━━━━━ Page excerpt ━━━━━

The HazDat Python library provides a class Shielding
that protects sensitive data from inadvertent misuse. Things like passwords or social security numbers should be forgotten soon after use, and HazDat enforces it. If you would take precautions with HAZMAT, Why Not HazDat?™
hazdat.Shielding
prevents accessing the hazdat
attribute more
than once:
>>> from hazdat import Shielding
>>> password = Shielding('1234')
>>> salted = password.hazdat + 'look, i salted it'
>>> password.hazdat
Traceback (most recent call last):
File "<stdin>", line 1, in <module>
File "hazdat/hazdat/shielding.py", line 77, in __getattribute__
return super().__getattribute__(name)
File "hazdat/hazdat/shielding.py", line 91, in hazdat
raise AttributeError(msg) from None
AttributeError: hazdat
Also, to avoid unintentionally printing or logging, use
shielded.hazdat.str_once
instead of str(shielded.hazdat)

━━━━━ Dataset content ━━━━━

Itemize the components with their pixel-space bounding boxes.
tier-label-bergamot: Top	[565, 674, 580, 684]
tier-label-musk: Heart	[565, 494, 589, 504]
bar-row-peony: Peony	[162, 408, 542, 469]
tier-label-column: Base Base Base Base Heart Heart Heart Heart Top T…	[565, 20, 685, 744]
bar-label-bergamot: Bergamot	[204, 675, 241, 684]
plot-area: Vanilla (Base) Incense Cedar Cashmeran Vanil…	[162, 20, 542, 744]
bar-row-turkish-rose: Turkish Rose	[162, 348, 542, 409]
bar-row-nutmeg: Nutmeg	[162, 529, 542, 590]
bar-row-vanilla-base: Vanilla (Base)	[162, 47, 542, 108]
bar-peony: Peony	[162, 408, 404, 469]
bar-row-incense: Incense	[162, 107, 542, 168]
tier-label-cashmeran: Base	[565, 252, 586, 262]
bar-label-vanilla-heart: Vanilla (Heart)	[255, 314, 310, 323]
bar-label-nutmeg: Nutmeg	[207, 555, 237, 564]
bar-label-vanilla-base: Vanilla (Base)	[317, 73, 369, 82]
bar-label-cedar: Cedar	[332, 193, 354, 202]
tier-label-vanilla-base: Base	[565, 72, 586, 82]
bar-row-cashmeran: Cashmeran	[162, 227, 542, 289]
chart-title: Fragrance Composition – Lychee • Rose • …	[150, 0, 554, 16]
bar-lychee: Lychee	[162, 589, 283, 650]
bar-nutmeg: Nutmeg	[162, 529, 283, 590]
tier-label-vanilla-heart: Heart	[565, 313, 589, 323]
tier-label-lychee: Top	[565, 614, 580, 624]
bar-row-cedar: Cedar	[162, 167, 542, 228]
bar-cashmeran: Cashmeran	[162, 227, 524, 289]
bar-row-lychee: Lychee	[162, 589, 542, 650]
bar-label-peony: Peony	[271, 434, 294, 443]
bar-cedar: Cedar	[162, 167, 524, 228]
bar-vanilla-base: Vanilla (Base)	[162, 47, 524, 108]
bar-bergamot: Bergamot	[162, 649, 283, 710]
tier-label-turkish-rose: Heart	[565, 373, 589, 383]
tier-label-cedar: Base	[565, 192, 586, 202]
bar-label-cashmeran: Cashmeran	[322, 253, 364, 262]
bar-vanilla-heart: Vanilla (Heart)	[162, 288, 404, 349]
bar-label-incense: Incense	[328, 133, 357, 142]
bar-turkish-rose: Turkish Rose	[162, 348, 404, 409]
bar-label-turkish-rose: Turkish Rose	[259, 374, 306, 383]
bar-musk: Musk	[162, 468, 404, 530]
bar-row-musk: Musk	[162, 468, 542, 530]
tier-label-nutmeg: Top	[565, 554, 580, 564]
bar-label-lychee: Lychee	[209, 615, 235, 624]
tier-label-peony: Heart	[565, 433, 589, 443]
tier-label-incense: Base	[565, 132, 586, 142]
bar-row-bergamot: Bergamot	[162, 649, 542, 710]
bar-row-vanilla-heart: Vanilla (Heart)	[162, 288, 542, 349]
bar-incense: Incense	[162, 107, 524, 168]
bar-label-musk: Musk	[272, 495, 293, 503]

━━━━━

- _Task prompt_: Carry on the text about the HazDat Python library, starting right after its final sentence.

- _Answer section_:
.
>>> print(Shielding('1234').hazdat)
Traceback (most recent call last):
File "<stdin>", line 1, in <module>
File "hazdat/hazdat/shielding.py", line 39, in __str__
raise AttributeError(msg.format(type(self).__name__))
AttributeError: Can't access StrGuarded __str__
>>> ssn = Shielding('1234')
>>> hazard = ssn.hazdat
>>> hazard.str_once
'1234'
>>> hazard.str_once
Traceback (most recent call last):
File "<stdin>", line 1, in <module>
AttributeError: 'str' object has no attribute 'str_once'
- HazDat doesn't prevent all access to hazardous data, it just tries to prevent unintentional access. You can still assign the hazardous data to a variable and use it with impunity... just don't, please.
- Don't expect HazDat to censor sensitive data in SQLAlchemy tracebacks. That may be a feature in the future but for now it doesn't seem feasible.